EXERCISE DESCRIPTION
Carry on the blog post about life in Abuja from its final line, ignoring the data that follows it.

SOURCE EXTRACT

..............................

Thursday, November 30, 2006

Lies, damn lies and ..........

November 30th Out and about in Abuja

Greetings, it has been an exciting week around Abuja as the capital city moved into party mode; the Carnival has been in town last weekend. I abandoned the festivities and played my usual round of footie with the lads. That in retrospect seems to have been a mistake on my part, we lost the game abysmally and I missed a great display of horsemanship and pageantry at a local Durbar. Oh yes, Colonel Gadaffi of Libya was spotted walking on the dualcarriage near Abuja, some diplomatic spat at the airport, not sure of all the detail.

Sometimes, I think back on past memories, some utterly joyful, others perhaps not so and at times look forward to life’s unknowns. In Nigeria, one out of every five children will not live beyond the age of five, or more starkly 200 of every 1000 babies born alive will not see their fifth birthday. That’s a statistic; take from it what you will.

So, let’s say an average child reaches the age of five in Nigeria, what are the likely or possible paths they will follow? Increasing numbers will go to primary school but many will drop out before reaching secondary school, not from lack of talent or drive to succeed, but oftentimes out of sheer poverty. In the 1980s Nigeria was widely regarded and recognised as having one of the best education systems in Africa, producing tens of thousands of graduates on a yearly basis, vast numbers though have chosen, by choice or otherwise to leave their country to works as doctors, engineers, lawyers and nurses around the world. So those with varying degrees of education, what are their chances of finding employment in Nigeria?

..............................

STORED RECORDS
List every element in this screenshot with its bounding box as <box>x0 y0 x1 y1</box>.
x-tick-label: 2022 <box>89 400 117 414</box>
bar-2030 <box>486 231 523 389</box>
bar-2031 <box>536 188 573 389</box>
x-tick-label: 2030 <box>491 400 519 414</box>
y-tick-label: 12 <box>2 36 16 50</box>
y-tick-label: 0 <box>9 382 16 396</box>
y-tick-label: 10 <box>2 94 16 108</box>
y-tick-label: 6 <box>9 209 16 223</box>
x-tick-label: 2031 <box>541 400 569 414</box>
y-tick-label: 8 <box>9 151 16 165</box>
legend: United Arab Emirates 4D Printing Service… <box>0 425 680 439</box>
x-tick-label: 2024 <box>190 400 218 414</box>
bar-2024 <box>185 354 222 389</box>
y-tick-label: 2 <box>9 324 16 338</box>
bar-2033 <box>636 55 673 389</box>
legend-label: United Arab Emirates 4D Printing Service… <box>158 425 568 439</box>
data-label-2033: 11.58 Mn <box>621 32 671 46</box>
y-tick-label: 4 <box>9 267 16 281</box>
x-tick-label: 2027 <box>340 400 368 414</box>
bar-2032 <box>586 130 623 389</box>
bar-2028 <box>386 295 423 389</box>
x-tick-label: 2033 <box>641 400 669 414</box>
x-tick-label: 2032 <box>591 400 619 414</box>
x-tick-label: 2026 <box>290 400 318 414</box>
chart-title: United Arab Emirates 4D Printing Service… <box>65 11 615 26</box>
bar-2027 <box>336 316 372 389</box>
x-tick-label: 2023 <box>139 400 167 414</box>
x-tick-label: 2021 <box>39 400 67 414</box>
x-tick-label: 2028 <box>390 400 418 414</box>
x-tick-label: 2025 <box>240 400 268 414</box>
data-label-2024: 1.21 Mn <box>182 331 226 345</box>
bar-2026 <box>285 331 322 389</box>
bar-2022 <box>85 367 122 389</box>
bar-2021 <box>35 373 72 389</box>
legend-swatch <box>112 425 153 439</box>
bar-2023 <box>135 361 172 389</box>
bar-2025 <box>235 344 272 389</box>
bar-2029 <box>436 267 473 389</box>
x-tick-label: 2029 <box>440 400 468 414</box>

..............................

TASK ANSWER
Nigerians living and working in Ireland, Europe or wherever might be surprised to know that the unemployment rate currently in Nigeria stands at 12.5 per cent or so the Federal Bureau of Statistics report here. This may be true, depending on how you define unemployment, but it is likely to be a gross manipulation of the figures or accurate perhaps if you define unemployment narrowly and exclude those living on the edges of society, those hawking goods, struggling on small farms, or the utter millions surviving in a multitude of ways but not in the formal economy.

Any idea what is the population of Nigeria? You can phone a friend, ask an audience if they are to hand or just hazard a guess. Current wisdom suggests that the population is close to 130 million. Problem is; there has not been a ‘proper’ census in Nigeria since 1963 A recent speech from the Minister of Finance quoted a population figure of 150 million inhabitants in this vast country. What’s in a statistic………. well, you can lose or gain 20 million people in the blinking of an eye.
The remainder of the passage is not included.